__Short exercise__
Below is some material; transcribe all of it exactly.

__Input data__
◆ ◆ ◆ ◆ ◆ ◆ ◆
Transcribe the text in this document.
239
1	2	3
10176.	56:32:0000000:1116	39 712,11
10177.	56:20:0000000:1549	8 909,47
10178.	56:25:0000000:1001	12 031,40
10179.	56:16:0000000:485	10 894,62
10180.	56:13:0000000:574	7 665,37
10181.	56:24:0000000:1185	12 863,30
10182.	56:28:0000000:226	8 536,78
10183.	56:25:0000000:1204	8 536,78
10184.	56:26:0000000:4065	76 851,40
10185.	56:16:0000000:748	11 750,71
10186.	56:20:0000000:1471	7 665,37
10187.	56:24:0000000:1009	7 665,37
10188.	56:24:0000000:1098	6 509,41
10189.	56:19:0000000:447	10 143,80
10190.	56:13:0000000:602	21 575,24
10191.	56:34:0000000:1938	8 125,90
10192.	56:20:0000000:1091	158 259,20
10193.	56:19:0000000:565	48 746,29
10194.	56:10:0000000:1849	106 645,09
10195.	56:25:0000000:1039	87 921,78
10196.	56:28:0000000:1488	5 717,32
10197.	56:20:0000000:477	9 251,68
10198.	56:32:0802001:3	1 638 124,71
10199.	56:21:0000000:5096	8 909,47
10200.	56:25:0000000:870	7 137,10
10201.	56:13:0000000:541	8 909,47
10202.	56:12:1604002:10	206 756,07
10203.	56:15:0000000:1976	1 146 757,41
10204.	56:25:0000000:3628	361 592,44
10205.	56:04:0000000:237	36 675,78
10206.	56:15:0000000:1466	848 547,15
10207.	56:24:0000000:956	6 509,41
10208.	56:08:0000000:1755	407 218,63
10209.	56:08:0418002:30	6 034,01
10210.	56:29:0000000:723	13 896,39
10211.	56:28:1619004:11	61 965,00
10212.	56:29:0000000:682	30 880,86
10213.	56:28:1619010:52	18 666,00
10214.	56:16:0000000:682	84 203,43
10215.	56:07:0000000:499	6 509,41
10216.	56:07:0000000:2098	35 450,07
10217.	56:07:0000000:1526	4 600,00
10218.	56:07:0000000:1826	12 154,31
◆ ◆ ◆ ◆ ◆ ◆ ◆
__The reply__
Transcribe the text in this document.
239
1	2	3
10176.	56:32:0000000:1116	39 712,11
10177.	56:20:0000000:1549	8 909,47
10178.	56:25:0000000:1001	12 031,40
10179.	56:16:0000000:485	10 894,62
10180.	56:13:0000000:574	7 665,37
10181.	56:24:0000000:1185	12 863,30
10182.	56:28:0000000:226	8 536,78
10183.	56:25:0000000:1204	8 536,78
10184.	56:26:0000000:4065	76 851,40
10185.	56:16:0000000:748	11 750,71
10186.	56:20:0000000:1471	7 665,37
10187.	56:24:0000000:1009	7 665,37
10188.	56:24:0000000:1098	6 509,41
10189.	56:19:0000000:447	10 143,80
10190.	56:13:0000000:602	21 575,24
10191.	56:34:0000000:1938	8 125,90
10192.	56:20:0000000:1091	158 259,20
10193.	56:19:0000000:565	48 746,29
10194.	56:10:0000000:1849	106 645,09
10195.	56:25:0000000:1039	87 921,78
10196.	56:28:0000000:1488	5 717,32
10197.	56:20:0000000:477	9 251,68
10198.	56:32:0802001:3	1 638 124,71
10199.	56:21:0000000:5096	8 909,47
10200.	56:25:0000000:870	7 137,10
10201.	56:13:0000000:541	8 909,47
10202.	56:12:1604002:10	206 756,07
10203.	56:15:0000000:1976	1 146 757,41
10204.	56:25:0000000:3628	361 592,44
10205.	56:04:0000000:237	36 675,78
10206.	56:15:0000000:1466	848 547,15
10207.	56:24:0000000:956	6 509,41
10208.	56:08:0000000:1755	407 218,63
10209.	56:08:0418002:30	6 034,01
10210.	56:29:0000000:723	13 896,39
10211.	56:28:1619004:11	61 965,00
10212.	56:29:0000000:682	30 880,86
10213.	56:28:1619010:52	18 666,00
10214.	56:16:0000000:682	84 203,43
10215.	56:07:0000000:499	6 509,41
10216.	56:07:0000000:2098	35 450,07
10217.	56:07:0000000:1526	4 600,00
10218.	56:07:0000000:1826	12 154,31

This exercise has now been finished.